- Work to be completed:
Please change "row-index" to "row-number" in everything from the line containing "doc-type-cell: 费用单 [199,357,279,381]" down to the line containing "header-form: 日期： 2020-07-25", and give those lines again with nothing else altered.

Data items
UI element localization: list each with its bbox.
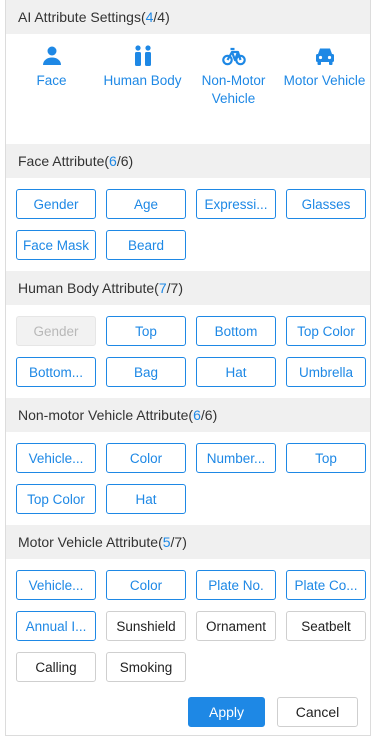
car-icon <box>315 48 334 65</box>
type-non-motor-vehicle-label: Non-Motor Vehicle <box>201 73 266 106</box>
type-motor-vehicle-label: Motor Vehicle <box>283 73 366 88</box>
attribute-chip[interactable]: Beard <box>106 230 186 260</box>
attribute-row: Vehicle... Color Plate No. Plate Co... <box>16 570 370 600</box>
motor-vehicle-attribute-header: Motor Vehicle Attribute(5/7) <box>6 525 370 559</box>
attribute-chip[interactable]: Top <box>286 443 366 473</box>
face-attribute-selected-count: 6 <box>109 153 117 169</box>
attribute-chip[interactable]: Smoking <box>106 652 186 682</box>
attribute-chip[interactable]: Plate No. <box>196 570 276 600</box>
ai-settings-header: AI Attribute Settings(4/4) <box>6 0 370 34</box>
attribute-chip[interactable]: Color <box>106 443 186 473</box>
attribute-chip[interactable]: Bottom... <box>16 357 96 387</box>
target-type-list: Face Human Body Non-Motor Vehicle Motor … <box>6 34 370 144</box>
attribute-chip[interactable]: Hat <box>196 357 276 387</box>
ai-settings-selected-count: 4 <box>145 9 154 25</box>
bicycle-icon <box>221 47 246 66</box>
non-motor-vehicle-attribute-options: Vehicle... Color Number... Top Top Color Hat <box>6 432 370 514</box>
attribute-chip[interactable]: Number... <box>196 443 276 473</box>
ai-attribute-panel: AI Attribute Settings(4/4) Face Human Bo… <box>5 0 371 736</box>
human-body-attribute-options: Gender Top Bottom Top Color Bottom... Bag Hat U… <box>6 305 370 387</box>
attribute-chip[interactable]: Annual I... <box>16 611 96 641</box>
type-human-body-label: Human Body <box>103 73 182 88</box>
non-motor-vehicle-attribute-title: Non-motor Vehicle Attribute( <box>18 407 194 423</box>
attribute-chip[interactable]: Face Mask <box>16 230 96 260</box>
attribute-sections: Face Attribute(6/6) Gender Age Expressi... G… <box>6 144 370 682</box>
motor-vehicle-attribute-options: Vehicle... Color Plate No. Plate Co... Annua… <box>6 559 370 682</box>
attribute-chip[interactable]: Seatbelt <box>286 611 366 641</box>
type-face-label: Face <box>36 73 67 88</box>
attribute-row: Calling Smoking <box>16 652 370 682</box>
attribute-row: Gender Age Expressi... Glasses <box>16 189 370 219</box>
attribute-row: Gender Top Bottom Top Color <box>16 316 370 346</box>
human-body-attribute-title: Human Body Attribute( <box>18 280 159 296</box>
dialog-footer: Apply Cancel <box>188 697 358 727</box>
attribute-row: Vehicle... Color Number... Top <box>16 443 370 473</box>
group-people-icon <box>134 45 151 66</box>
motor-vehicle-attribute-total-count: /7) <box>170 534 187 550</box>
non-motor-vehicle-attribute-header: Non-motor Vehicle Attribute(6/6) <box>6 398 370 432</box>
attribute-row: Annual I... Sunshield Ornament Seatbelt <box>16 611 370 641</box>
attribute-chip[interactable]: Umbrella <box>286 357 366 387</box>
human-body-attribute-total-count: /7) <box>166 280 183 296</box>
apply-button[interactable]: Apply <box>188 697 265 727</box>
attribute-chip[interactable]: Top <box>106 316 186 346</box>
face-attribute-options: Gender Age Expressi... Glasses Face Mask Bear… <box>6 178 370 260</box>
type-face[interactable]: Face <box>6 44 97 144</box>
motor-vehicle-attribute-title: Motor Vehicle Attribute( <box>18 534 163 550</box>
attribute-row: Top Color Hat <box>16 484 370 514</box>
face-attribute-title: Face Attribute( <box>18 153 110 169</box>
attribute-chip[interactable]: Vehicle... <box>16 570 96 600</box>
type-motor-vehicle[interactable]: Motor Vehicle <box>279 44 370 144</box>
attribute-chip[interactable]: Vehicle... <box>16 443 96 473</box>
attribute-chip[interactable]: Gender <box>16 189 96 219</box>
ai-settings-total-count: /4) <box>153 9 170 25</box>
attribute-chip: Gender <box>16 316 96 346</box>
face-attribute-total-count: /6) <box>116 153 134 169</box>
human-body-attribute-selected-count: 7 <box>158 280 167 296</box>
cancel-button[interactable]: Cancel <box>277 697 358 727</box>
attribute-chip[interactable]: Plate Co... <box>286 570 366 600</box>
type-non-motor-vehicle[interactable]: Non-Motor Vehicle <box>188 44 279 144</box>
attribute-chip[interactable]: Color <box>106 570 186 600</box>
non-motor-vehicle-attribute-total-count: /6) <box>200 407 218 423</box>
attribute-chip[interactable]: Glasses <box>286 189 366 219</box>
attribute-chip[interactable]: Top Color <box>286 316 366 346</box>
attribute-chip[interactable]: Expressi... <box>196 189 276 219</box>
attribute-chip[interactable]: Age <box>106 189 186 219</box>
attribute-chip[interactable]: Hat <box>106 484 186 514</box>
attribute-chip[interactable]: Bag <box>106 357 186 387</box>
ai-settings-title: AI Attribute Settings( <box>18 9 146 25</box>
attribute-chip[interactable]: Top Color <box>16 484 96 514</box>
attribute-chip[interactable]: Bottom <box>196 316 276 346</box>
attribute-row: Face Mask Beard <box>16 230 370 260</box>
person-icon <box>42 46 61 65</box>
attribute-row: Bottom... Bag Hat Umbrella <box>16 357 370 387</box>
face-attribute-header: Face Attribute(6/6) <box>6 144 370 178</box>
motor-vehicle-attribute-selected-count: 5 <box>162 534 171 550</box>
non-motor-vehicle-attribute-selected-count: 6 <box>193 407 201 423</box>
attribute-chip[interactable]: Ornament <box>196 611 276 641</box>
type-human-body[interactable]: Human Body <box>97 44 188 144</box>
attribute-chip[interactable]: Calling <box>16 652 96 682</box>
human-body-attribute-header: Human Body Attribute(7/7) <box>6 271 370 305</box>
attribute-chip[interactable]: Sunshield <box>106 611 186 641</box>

...

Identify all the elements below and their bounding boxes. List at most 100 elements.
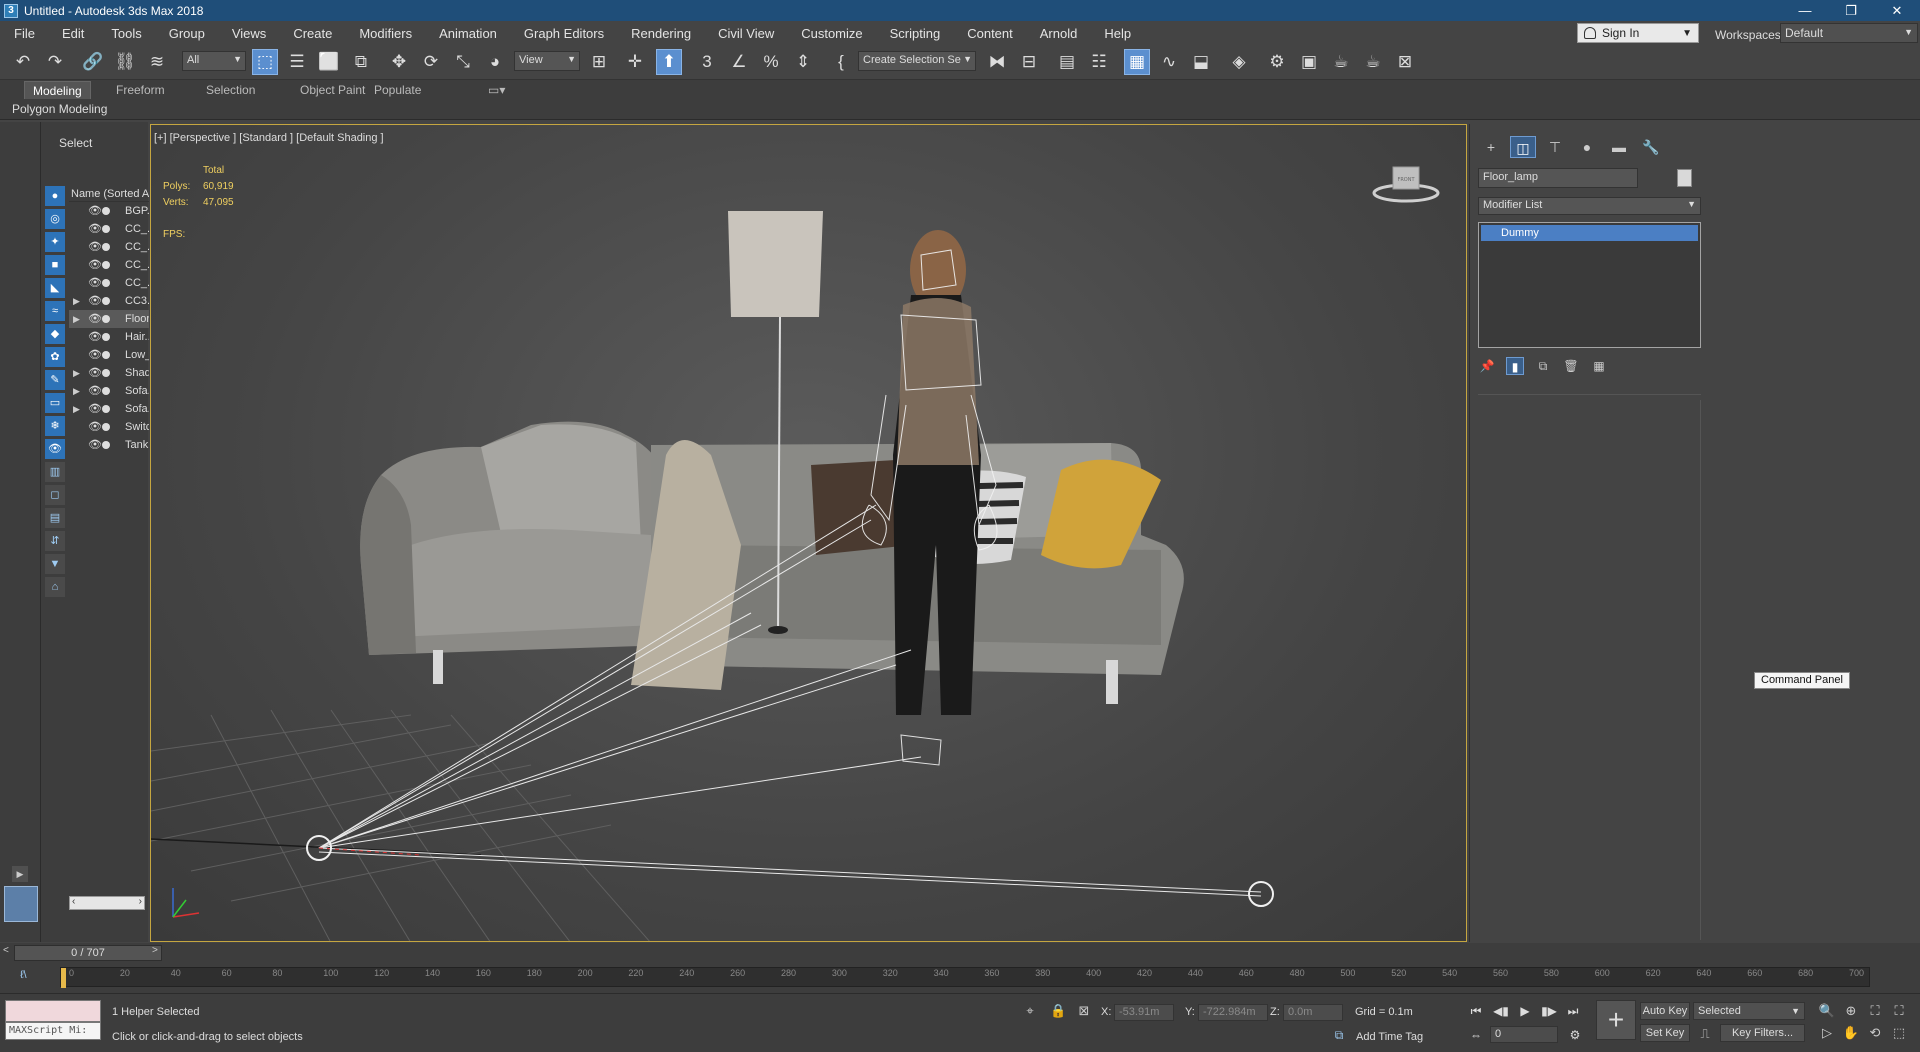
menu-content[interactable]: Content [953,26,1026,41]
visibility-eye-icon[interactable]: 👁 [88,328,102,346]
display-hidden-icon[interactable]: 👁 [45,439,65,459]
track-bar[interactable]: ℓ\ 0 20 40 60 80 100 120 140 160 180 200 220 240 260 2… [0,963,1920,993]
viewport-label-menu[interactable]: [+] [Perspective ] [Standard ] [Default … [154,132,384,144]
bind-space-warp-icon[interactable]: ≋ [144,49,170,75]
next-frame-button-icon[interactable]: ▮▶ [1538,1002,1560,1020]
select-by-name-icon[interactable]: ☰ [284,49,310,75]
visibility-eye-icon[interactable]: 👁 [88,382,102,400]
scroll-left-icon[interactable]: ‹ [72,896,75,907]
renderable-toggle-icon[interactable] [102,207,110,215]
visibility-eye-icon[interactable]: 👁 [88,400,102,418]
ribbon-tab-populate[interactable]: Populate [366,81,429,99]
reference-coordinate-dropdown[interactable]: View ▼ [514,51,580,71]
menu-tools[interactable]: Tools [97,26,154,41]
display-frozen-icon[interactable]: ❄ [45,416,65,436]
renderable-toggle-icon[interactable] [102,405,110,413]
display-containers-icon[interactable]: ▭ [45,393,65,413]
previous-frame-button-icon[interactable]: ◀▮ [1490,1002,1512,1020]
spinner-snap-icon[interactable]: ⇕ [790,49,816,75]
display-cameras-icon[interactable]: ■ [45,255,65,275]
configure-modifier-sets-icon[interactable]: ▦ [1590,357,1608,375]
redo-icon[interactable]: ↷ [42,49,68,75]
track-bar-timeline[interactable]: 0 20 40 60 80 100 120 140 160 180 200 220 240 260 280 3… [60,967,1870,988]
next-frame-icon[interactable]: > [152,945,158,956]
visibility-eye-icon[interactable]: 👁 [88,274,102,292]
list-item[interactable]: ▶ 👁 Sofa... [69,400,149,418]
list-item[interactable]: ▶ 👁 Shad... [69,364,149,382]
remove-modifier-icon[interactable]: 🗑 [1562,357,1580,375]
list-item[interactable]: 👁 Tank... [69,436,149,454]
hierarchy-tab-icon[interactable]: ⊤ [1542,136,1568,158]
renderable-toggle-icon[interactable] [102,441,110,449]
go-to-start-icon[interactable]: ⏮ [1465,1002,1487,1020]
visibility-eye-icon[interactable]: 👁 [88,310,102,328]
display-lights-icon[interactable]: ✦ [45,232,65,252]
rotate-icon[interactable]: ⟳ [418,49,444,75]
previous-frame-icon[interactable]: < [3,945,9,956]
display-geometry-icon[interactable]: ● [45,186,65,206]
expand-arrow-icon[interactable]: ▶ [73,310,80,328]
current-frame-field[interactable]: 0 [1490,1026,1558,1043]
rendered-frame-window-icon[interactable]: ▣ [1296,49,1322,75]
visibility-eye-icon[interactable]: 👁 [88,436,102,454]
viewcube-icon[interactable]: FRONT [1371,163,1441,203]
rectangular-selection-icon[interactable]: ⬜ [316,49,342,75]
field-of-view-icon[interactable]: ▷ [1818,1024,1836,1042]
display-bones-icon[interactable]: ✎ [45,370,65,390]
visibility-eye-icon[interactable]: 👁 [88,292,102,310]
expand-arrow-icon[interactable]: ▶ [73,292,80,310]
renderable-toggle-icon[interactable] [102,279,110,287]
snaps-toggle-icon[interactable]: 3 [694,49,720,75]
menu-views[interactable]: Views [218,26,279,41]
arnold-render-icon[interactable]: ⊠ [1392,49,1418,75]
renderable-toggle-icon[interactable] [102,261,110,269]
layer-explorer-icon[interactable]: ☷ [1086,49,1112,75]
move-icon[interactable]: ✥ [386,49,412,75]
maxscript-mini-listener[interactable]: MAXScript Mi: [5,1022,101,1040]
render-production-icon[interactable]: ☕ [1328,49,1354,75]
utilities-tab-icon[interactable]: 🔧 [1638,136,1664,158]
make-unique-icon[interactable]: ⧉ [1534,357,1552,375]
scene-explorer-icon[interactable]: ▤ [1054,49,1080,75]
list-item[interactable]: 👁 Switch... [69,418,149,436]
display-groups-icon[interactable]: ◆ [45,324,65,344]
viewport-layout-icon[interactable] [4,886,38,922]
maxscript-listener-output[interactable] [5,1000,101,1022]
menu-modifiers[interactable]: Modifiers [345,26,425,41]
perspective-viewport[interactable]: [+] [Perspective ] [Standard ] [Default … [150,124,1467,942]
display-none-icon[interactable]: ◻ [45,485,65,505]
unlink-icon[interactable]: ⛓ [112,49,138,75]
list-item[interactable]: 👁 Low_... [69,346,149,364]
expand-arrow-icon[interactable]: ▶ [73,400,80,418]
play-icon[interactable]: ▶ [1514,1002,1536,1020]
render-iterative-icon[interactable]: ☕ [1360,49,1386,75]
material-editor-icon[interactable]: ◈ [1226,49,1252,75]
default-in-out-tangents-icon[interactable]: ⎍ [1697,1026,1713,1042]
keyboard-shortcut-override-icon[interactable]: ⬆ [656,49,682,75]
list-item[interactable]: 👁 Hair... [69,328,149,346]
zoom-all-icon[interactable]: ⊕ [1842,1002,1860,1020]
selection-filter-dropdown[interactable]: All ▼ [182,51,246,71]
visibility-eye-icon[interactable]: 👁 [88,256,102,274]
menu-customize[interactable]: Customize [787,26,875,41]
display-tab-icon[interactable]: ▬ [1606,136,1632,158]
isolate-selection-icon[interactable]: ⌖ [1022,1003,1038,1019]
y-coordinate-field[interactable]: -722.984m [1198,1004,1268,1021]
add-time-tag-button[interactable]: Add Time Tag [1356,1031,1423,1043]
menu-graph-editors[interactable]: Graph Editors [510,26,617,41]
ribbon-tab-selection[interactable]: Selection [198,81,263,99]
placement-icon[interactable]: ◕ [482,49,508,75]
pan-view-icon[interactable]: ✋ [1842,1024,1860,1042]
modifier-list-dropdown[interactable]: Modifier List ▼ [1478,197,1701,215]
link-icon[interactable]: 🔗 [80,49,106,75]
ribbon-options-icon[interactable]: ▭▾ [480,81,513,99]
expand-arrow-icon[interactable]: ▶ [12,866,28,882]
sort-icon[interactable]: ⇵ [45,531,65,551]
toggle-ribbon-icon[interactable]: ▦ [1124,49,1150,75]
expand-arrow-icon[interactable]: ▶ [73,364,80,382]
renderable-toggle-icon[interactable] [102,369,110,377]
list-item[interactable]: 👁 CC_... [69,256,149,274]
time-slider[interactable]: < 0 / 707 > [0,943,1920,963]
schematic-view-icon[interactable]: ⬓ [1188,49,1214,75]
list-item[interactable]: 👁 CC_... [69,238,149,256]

---

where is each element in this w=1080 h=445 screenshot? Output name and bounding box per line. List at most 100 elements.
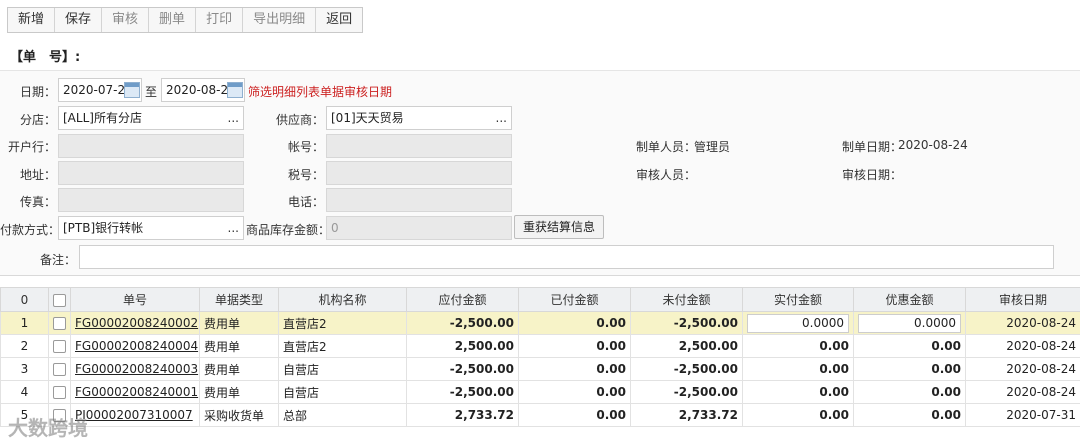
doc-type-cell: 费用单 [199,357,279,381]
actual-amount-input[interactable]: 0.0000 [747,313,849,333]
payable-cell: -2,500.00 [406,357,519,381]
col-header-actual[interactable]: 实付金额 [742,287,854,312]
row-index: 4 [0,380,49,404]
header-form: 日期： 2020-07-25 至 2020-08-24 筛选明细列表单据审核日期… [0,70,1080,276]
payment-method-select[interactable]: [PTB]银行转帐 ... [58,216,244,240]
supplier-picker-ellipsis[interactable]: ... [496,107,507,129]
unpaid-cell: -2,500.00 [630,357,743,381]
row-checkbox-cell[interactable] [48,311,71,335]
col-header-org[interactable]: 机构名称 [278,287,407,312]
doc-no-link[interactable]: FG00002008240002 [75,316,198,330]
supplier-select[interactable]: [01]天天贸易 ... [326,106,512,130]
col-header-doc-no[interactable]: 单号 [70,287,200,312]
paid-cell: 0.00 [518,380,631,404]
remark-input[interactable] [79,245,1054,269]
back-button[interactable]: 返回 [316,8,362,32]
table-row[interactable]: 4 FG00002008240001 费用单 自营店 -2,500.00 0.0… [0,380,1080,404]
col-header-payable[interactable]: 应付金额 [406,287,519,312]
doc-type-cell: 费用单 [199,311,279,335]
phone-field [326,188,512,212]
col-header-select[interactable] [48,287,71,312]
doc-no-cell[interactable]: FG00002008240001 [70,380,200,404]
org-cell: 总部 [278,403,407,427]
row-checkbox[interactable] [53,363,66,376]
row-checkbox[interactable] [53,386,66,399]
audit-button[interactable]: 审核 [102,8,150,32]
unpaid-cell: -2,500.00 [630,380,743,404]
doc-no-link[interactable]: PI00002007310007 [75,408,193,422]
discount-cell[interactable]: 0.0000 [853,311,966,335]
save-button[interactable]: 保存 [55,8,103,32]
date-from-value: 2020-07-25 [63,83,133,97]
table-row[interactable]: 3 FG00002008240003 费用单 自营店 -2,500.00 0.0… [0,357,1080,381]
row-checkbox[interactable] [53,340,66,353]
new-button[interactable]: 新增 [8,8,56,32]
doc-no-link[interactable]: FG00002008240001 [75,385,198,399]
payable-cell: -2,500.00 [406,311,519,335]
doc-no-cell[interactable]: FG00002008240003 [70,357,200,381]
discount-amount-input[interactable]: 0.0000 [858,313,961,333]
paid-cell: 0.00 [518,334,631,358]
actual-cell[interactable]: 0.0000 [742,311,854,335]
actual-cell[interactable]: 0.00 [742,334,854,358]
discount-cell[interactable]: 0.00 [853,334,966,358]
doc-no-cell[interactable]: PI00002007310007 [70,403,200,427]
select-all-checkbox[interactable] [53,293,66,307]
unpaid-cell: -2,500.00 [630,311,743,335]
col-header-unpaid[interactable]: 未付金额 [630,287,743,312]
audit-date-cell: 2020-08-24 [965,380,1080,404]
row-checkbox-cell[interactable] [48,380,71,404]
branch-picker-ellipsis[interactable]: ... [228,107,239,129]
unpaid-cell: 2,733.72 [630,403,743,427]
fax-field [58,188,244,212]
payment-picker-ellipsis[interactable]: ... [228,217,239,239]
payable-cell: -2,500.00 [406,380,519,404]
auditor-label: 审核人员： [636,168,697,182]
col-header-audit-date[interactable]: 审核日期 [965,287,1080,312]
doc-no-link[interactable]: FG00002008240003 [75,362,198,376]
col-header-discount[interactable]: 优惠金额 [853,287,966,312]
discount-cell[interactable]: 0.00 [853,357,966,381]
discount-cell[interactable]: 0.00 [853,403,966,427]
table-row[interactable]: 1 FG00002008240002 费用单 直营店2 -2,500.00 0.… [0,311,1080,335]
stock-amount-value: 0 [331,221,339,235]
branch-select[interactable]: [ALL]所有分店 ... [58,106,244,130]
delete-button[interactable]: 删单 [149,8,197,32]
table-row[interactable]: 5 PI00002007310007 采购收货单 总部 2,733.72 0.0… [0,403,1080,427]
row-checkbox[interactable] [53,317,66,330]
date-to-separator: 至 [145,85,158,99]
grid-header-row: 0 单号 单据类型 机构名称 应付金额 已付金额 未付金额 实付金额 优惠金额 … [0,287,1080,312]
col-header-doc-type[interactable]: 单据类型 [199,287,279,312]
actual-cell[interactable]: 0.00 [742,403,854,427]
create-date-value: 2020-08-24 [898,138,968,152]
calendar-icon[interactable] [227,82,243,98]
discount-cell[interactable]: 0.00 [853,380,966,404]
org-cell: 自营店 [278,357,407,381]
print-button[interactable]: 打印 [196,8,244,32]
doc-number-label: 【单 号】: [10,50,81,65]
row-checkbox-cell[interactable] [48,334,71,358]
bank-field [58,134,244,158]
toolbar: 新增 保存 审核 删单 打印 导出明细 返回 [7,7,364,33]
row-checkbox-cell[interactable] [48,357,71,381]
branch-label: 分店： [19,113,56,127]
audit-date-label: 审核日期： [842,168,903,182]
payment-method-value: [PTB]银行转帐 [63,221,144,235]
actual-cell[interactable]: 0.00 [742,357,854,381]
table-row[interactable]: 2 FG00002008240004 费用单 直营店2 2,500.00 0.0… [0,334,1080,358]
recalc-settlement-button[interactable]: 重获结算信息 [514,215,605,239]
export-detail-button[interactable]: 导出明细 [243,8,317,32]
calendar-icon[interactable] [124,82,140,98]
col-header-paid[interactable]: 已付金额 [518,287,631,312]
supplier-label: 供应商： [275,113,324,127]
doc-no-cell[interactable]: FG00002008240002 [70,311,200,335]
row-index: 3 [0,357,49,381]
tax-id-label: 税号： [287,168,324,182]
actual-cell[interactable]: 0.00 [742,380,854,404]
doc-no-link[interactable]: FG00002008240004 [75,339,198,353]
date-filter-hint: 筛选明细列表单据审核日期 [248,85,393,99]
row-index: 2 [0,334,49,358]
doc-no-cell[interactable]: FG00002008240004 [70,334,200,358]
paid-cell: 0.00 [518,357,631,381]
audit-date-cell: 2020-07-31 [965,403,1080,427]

- Correct result:
doc-type-cell: 费用单 [199,357,279,381]
actual-amount-input[interactable]: 0.0000 [747,313,849,333]
payable-cell: -2,500.00 [406,357,519,381]
col-header-actual[interactable]: 实付金额 [742,287,854,312]
row-number: 4 [0,380,49,404]
header-form: 日期： 2020-07-25 至 2020-08-24 筛选明细列表单据审核日期… [0,70,1080,276]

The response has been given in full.